Figure data in JSON
***

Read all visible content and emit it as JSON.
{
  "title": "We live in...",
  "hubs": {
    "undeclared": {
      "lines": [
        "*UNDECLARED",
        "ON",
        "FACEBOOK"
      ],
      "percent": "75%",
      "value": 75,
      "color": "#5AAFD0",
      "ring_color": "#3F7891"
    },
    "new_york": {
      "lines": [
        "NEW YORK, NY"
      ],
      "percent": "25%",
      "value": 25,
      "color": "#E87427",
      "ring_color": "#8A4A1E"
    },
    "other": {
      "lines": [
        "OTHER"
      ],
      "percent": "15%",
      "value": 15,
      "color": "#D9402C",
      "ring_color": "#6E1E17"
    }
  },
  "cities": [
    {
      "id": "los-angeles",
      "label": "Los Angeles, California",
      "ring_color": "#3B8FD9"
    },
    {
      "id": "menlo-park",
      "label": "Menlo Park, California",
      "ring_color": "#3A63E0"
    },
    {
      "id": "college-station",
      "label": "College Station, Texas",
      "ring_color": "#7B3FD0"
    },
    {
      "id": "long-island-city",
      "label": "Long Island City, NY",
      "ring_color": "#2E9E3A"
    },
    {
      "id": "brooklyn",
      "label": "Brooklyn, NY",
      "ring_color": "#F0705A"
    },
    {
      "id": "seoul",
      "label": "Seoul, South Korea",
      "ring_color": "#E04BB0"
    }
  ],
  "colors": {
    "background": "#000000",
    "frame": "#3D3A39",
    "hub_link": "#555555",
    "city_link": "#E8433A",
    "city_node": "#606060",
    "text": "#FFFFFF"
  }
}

***

WHAT TO WORK ON | Repeat the entries exactly, all of them.

WRITTEN SOLUTION |
Read all visible content and emit it as JSON.
{
  "title": "We live in...",
  "hubs": {
    "undeclared": {
      "lines": [
        "*UNDECLARED",
        "ON",
        "FACEBOOK"
      ],
      "percent": "75%",
      "value": 75,
      "color": "#5AAFD0",
      "ring_color": "#3F7891"
    },
    "new_york": {
      "lines": [
        "NEW YORK, NY"
      ],
      "percent": "25%",
      "value": 25,
      "color": "#E87427",
      "ring_color": "#8A4A1E"
    },
    "other": {
      "lines": [
        "OTHER"
      ],
      "percent": "15%",
      "value": 15,
      "color": "#D9402C",
      "ring_color": "#6E1E17"
    }
  },
  "cities": [
    {
      "id": "los-angeles",
      "label": "Los Angeles, California",
      "ring_color": "#3B8FD9"
    },
    {
      "id": "menlo-park",
      "label": "Menlo Park, California",
      "ring_color": "#3A63E0"
    },
    {
      "id": "college-station",
      "label": "College Station, Texas",
      "ring_color": "#7B3FD0"
    },
    {
      "id": "long-island-city",
      "label": "Long Island City, NY",
      "ring_color": "#2E9E3A"
    },
    {
      "id": "brooklyn",
      "label": "Brooklyn, NY",
      "ring_color": "#F0705A"
    },
    {
      "id": "seoul",
      "label": "Seoul, South Korea",
      "ring_color": "#E04BB0"
    }
  ],
  "colors": {
    "background": "#000000",
    "frame": "#3D3A39",
    "hub_link": "#555555",
    "city_link": "#E8433A",
    "city_node": "#606060",
    "text": "#FFFFFF"
  }
}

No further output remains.